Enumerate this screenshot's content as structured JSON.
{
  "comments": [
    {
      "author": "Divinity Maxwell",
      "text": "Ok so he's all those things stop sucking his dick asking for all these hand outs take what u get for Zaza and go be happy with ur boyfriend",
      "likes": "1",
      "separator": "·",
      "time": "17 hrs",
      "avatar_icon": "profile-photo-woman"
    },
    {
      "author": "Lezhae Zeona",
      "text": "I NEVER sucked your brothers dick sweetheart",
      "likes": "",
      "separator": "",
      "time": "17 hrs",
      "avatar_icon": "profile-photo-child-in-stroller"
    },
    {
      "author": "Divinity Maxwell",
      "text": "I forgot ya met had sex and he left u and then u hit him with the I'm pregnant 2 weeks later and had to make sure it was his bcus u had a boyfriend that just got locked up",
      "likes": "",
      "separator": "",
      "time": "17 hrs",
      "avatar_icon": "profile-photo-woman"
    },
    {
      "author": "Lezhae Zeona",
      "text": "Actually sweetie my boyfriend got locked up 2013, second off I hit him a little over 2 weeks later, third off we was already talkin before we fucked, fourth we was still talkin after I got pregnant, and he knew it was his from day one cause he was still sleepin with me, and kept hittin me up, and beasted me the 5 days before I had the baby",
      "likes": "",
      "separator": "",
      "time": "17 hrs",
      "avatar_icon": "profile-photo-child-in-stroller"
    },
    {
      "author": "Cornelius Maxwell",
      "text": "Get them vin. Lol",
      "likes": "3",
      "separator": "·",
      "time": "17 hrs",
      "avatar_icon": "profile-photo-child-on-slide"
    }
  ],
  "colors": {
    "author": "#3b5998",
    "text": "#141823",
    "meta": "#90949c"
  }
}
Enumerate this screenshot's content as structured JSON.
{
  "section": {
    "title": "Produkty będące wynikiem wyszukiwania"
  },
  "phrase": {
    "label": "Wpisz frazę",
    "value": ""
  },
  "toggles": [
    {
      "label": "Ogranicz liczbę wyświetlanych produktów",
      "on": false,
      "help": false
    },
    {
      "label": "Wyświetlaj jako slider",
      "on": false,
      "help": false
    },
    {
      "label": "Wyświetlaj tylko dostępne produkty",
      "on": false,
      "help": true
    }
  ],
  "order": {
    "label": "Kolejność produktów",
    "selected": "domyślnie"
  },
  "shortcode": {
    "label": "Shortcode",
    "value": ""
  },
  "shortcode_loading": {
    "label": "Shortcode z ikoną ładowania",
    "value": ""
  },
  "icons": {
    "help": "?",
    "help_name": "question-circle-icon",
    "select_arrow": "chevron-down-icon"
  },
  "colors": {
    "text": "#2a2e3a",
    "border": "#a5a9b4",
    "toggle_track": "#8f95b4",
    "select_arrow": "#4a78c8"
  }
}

### WHAT THE TASK REQUIRES
Looking at the data above, how many lines hold the word "Wyświetlaj"? Respond with the number alone.

### ANSWER BELOW
2